*DATA IN THIS EXERCISE*
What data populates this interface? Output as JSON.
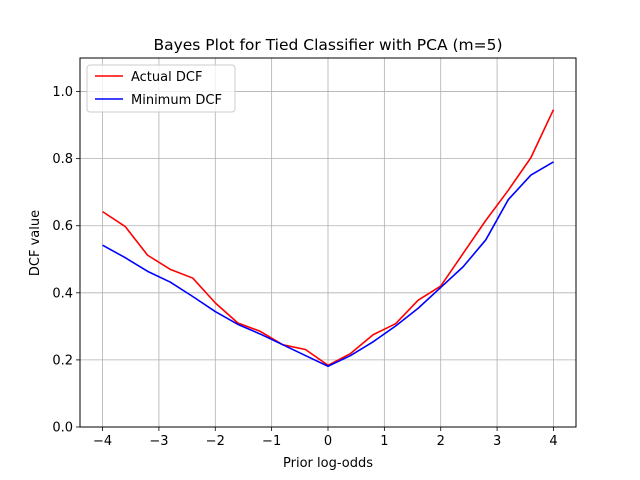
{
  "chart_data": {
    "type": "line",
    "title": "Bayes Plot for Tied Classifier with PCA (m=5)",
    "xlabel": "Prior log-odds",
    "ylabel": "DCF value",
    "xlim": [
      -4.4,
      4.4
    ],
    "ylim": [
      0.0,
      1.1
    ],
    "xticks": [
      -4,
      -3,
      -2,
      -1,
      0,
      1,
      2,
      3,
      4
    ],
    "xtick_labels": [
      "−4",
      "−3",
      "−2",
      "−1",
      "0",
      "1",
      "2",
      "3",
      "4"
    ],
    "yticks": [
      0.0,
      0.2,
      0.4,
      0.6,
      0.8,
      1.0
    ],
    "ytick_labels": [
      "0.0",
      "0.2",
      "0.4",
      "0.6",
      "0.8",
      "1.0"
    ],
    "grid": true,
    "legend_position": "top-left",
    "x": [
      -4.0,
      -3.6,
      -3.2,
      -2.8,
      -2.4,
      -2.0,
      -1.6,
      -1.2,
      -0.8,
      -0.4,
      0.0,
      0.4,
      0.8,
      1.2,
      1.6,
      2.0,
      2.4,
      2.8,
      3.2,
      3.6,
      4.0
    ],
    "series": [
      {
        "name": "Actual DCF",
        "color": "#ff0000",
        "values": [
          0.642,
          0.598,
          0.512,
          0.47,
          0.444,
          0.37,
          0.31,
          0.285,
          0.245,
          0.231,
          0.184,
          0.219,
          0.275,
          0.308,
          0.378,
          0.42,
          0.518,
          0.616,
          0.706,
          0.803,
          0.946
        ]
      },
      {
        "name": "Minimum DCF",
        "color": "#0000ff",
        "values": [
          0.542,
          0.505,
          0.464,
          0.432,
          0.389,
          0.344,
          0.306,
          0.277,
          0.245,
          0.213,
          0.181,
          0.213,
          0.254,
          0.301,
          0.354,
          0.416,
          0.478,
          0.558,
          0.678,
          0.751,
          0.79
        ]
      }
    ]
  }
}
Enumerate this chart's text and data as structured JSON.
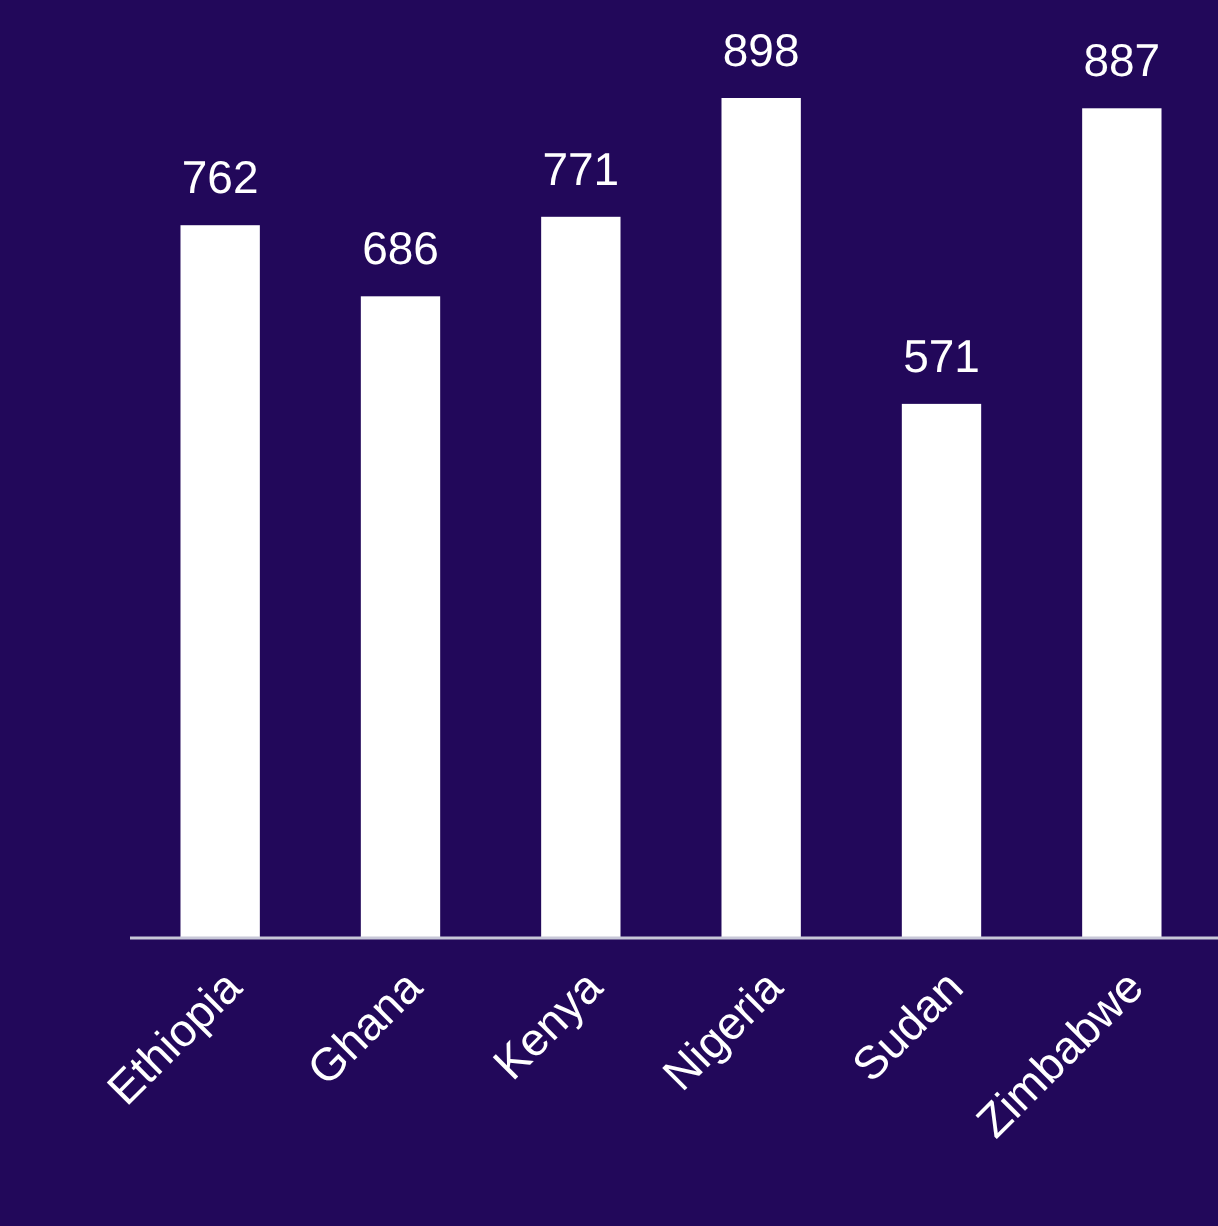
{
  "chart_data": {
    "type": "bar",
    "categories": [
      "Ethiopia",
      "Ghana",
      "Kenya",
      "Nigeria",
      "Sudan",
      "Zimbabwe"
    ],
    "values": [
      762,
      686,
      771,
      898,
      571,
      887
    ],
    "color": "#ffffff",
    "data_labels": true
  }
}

*TASK OBJECTIVE*
Extract every line containing the string "color" from the data above.

*ANSWER TO THIS PROBLEM*
        "color": "#ff0000",
        "color": "#0000ff",
    "color": "#ffffff",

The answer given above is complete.